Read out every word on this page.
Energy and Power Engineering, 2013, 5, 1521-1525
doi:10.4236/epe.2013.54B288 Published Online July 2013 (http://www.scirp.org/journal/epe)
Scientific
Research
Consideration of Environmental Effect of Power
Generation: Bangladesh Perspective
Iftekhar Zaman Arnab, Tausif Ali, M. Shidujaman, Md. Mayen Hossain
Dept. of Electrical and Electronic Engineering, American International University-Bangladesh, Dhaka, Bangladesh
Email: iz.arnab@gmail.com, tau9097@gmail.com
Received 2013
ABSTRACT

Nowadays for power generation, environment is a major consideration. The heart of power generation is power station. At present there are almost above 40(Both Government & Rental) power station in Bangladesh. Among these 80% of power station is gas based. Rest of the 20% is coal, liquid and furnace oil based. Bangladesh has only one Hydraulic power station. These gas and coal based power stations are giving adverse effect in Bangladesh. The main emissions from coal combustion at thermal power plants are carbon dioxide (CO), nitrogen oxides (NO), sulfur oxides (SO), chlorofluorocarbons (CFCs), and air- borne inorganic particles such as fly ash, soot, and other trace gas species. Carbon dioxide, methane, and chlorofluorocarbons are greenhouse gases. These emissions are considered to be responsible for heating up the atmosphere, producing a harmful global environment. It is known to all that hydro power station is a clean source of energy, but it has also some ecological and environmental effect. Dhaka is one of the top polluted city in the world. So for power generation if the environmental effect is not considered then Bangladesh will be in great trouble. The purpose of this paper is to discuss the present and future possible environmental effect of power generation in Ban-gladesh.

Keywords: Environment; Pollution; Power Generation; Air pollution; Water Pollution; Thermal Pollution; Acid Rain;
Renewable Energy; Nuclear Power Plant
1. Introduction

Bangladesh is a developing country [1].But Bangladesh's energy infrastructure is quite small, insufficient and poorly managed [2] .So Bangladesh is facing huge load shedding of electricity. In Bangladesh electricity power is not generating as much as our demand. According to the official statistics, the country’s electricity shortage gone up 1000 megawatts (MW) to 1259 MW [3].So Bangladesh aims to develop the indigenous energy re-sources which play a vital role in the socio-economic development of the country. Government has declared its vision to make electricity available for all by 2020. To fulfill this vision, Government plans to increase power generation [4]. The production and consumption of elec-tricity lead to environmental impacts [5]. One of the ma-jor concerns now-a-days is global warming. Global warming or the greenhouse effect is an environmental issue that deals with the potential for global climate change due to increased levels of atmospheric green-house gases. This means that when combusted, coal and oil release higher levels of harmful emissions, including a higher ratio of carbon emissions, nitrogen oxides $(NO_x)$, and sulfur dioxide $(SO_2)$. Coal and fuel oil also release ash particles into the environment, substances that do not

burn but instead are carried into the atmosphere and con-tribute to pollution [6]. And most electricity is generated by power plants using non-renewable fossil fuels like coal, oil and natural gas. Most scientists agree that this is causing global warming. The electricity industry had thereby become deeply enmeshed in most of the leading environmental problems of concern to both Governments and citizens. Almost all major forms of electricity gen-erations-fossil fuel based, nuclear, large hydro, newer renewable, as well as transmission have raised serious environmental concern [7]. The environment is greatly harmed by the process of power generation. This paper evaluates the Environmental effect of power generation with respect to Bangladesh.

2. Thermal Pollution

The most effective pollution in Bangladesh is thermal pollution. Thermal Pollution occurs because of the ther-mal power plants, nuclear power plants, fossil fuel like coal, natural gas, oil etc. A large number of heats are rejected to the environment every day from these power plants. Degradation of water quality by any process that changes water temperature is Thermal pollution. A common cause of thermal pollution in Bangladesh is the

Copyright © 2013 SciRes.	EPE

● ● ● ● ●

What you should do: Transcribe every entry exactly.

Full solution:
Read out every word on this page.
Energy and Power Engineering, 2013, 5, 1521-1525
doi:10.4236/epe.2013.54B288 Published Online July 2013 (http://www.scirp.org/journal/epe)
Scientific
Research
Consideration of Environmental Effect of Power
Generation: Bangladesh Perspective
Iftekhar Zaman Arnab, Tausif Ali, M. Shidujaman, Md. Mayen Hossain
Dept. of Electrical and Electronic Engineering, American International University-Bangladesh, Dhaka, Bangladesh
Email: iz.arnab@gmail.com, tau9097@gmail.com
Received 2013
ABSTRACT

Nowadays for power generation, environment is a major consideration. The heart of power generation is power station. At present there are almost above 40(Both Government & Rental) power station in Bangladesh. Among these 80% of power station is gas based. Rest of the 20% is coal, liquid and furnace oil based. Bangladesh has only one Hydraulic power station. These gas and coal based power stations are giving adverse effect in Bangladesh. The main emissions from coal combustion at thermal power plants are carbon dioxide (CO), nitrogen oxides (NO), sulfur oxides (SO), chlorofluorocarbons (CFCs), and air- borne inorganic particles such as fly ash, soot, and other trace gas species. Carbon dioxide, methane, and chlorofluorocarbons are greenhouse gases. These emissions are considered to be responsible for heating up the atmosphere, producing a harmful global environment. It is known to all that hydro power station is a clean source of energy, but it has also some ecological and environmental effect. Dhaka is one of the top polluted city in the world. So for power generation if the environmental effect is not considered then Bangladesh will be in great trouble. The purpose of this paper is to discuss the present and future possible environmental effect of power generation in Ban-gladesh.

Keywords: Environment; Pollution; Power Generation; Air pollution; Water Pollution; Thermal Pollution; Acid Rain;
Renewable Energy; Nuclear Power Plant
1. Introduction

Bangladesh is a developing country [1].But Bangladesh's energy infrastructure is quite small, insufficient and poorly managed [2] .So Bangladesh is facing huge load shedding of electricity. In Bangladesh electricity power is not generating as much as our demand. According to the official statistics, the country’s electricity shortage gone up 1000 megawatts (MW) to 1259 MW [3].So Bangladesh aims to develop the indigenous energy re-sources which play a vital role in the socio-economic development of the country. Government has declared its vision to make electricity available for all by 2020. To fulfill this vision, Government plans to increase power generation [4]. The production and consumption of elec-tricity lead to environmental impacts [5]. One of the ma-jor concerns now-a-days is global warming. Global warming or the greenhouse effect is an environmental issue that deals with the potential for global climate change due to increased levels of atmospheric green-house gases. This means that when combusted, coal and oil release higher levels of harmful emissions, including a higher ratio of carbon emissions, nitrogen oxides $(NO_x)$, and sulfur dioxide $(SO_2)$. Coal and fuel oil also release ash particles into the environment, substances that do not

burn but instead are carried into the atmosphere and con-tribute to pollution [6]. And most electricity is generated by power plants using non-renewable fossil fuels like coal, oil and natural gas. Most scientists agree that this is causing global warming. The electricity industry had thereby become deeply enmeshed in most of the leading environmental problems of concern to both Governments and citizens. Almost all major forms of electricity gen-erations-fossil fuel based, nuclear, large hydro, newer renewable, as well as transmission have raised serious environmental concern [7]. The environment is greatly harmed by the process of power generation. This paper evaluates the Environmental effect of power generation with respect to Bangladesh.

2. Thermal Pollution

The most effective pollution in Bangladesh is thermal pollution. Thermal Pollution occurs because of the ther-mal power plants, nuclear power plants, fossil fuel like coal, natural gas, oil etc. A large number of heats are rejected to the environment every day from these power plants. Degradation of water quality by any process that changes water temperature is Thermal pollution. A common cause of thermal pollution in Bangladesh is the

Copyright © 2013 SciRes.	EPE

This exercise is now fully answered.